▸ **What you are asked to do**: Find and return each line containing "conquistas".

-- Start Records shown --

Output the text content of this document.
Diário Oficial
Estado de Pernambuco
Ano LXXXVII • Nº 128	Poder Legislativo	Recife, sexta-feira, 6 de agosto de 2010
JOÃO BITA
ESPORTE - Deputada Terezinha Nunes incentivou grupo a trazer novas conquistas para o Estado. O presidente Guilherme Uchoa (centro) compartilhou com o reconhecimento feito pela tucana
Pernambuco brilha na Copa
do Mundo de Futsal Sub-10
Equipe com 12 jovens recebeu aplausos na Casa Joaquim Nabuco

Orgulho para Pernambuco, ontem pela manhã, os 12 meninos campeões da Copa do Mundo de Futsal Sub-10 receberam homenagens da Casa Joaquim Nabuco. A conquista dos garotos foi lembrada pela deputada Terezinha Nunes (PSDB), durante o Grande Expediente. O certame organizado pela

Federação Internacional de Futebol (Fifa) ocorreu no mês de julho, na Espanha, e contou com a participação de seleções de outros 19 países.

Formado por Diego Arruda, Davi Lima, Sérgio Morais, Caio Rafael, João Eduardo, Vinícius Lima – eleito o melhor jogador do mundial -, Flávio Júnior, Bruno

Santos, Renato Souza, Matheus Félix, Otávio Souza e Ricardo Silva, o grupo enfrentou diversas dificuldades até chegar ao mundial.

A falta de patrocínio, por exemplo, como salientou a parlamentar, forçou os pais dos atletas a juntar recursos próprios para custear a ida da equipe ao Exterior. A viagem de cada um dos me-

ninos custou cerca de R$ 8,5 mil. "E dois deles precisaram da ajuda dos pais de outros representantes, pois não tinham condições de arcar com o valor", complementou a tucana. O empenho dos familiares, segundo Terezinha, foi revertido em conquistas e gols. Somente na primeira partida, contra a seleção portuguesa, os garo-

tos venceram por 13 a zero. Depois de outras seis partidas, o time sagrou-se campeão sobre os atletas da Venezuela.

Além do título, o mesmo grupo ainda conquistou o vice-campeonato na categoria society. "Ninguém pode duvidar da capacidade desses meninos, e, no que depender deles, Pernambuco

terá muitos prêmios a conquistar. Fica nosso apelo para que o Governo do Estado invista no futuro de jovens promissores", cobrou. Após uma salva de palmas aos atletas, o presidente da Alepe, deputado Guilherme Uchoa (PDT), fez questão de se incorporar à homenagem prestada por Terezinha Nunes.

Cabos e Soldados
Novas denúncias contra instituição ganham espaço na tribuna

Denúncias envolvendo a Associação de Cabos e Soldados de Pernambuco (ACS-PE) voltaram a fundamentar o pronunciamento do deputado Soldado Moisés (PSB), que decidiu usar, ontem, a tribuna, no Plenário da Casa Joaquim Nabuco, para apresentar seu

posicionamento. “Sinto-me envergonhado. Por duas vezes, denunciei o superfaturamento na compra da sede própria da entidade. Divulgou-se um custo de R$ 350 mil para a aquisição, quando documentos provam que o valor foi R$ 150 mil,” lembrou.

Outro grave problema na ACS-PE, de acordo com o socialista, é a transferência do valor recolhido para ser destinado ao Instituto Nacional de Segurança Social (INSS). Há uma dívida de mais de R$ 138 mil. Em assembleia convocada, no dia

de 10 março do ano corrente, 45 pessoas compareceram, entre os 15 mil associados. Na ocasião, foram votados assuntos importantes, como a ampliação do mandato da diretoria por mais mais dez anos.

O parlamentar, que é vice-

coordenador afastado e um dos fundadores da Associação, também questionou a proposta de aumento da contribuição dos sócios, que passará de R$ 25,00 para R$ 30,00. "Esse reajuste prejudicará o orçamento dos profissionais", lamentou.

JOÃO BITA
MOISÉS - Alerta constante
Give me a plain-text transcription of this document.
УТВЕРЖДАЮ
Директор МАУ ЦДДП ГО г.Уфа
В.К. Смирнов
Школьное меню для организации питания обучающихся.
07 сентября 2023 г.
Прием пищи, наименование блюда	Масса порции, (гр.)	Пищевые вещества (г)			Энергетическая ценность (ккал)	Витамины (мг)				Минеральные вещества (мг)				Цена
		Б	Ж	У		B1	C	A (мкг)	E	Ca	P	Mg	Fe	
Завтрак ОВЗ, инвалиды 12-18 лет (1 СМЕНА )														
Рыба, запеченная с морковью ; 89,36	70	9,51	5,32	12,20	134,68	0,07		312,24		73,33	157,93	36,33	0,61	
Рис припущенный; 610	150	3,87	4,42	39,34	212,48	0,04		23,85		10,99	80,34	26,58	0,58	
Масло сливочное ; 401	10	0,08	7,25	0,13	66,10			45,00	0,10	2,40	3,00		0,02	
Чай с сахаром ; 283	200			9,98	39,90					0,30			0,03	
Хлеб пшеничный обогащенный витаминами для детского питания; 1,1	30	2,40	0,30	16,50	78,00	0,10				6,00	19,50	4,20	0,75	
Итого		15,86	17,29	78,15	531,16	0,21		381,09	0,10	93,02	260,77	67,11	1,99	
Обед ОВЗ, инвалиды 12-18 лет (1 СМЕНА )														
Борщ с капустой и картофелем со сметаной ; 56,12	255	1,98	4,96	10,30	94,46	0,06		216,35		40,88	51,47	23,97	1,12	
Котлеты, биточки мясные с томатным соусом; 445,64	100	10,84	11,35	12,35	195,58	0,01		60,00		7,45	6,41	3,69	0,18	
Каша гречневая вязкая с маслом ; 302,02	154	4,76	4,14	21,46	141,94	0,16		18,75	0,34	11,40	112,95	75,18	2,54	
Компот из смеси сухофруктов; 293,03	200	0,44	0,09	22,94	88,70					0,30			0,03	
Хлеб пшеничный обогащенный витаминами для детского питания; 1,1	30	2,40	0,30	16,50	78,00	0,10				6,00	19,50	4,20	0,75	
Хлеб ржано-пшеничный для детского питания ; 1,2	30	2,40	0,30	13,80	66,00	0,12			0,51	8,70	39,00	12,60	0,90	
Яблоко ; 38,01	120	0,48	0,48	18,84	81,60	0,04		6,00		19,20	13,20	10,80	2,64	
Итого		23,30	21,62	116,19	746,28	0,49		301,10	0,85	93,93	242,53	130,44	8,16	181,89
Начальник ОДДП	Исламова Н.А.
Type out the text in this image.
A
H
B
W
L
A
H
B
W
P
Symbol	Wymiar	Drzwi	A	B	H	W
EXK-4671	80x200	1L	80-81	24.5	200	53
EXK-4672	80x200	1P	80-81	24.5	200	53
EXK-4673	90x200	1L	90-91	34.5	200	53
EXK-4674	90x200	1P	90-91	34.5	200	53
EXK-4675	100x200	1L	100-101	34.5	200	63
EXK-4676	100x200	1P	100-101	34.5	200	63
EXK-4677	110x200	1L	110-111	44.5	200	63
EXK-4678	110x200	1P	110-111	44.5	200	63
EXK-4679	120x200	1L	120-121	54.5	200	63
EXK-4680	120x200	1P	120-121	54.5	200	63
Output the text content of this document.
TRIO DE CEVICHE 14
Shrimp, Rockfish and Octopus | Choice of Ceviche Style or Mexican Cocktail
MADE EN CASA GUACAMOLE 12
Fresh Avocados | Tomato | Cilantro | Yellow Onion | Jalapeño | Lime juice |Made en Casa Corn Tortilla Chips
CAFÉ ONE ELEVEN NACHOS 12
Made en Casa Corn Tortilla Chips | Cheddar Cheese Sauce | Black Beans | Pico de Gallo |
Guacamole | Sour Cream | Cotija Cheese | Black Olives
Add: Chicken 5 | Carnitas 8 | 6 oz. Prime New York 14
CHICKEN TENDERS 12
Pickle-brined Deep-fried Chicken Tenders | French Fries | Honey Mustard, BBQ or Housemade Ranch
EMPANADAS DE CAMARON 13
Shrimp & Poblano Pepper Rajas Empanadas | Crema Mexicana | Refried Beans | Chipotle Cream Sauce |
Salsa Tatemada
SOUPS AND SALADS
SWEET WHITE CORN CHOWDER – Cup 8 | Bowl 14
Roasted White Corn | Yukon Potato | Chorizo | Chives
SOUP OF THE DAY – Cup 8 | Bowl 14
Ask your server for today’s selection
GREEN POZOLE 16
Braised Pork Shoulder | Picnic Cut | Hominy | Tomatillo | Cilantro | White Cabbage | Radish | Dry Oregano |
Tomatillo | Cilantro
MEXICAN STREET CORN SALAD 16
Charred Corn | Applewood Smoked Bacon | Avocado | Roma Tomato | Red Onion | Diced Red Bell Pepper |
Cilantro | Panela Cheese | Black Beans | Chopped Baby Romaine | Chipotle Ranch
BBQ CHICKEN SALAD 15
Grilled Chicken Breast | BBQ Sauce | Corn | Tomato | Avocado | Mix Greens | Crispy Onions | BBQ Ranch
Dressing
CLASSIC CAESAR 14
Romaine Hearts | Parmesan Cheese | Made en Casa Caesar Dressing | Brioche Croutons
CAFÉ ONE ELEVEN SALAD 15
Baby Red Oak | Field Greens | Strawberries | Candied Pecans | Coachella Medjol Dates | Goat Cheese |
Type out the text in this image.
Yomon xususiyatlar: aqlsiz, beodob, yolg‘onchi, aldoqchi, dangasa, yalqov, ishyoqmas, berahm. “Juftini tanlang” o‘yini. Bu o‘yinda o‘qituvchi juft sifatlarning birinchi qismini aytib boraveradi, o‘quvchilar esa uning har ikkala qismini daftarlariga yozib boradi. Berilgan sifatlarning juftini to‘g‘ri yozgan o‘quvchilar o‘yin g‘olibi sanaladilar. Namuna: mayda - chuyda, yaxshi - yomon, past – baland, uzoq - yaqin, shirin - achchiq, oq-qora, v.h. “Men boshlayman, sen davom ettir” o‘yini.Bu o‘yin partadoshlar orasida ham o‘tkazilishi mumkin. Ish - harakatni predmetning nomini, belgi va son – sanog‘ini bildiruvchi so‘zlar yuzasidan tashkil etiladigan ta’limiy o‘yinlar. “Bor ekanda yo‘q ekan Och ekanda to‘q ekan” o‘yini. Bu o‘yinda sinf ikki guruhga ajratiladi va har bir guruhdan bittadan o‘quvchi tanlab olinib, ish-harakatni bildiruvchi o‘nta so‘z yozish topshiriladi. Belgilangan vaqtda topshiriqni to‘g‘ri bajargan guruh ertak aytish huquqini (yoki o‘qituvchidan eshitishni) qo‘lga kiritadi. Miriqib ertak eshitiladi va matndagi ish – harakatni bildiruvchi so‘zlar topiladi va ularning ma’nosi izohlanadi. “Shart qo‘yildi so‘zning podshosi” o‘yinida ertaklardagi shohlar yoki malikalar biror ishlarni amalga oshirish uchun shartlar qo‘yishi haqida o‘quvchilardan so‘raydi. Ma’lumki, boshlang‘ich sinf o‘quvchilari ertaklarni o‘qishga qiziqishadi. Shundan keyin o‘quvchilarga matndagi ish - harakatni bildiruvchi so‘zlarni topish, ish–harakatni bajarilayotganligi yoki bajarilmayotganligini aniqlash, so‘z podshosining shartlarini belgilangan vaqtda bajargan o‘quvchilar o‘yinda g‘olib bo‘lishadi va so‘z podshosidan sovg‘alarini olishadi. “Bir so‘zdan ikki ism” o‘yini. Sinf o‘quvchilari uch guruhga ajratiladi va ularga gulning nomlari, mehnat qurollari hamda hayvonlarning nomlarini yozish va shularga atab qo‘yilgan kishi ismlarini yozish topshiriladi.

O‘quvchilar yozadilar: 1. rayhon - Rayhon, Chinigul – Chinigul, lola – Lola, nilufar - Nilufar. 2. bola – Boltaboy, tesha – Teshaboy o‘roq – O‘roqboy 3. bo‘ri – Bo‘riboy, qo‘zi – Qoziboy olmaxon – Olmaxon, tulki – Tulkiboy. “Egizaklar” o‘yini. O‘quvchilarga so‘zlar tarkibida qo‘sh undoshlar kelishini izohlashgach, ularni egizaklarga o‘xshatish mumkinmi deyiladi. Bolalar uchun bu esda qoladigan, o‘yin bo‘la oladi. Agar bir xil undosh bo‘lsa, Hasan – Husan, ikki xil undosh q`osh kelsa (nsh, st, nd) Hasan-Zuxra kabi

-- End Records shown --

▸ **Full output**:
ESPORTE - Deputada Terezinha Nunes incentivou grupo a trazer novas conquistas para o Estado. O presidente Guilherme Uchoa (centro) compartilhou com o reconhecimento feito pela tucana
ninos custou cerca de R$ 8,5 mil. "E dois deles precisaram da ajuda dos pais de outros representantes, pois não tinham condições de arcar com o valor", complementou a tucana. O empenho dos familiares, segundo Terezinha, foi revertido em conquistas e gols. Somente na primeira partida, contra a seleção portuguesa, os garo-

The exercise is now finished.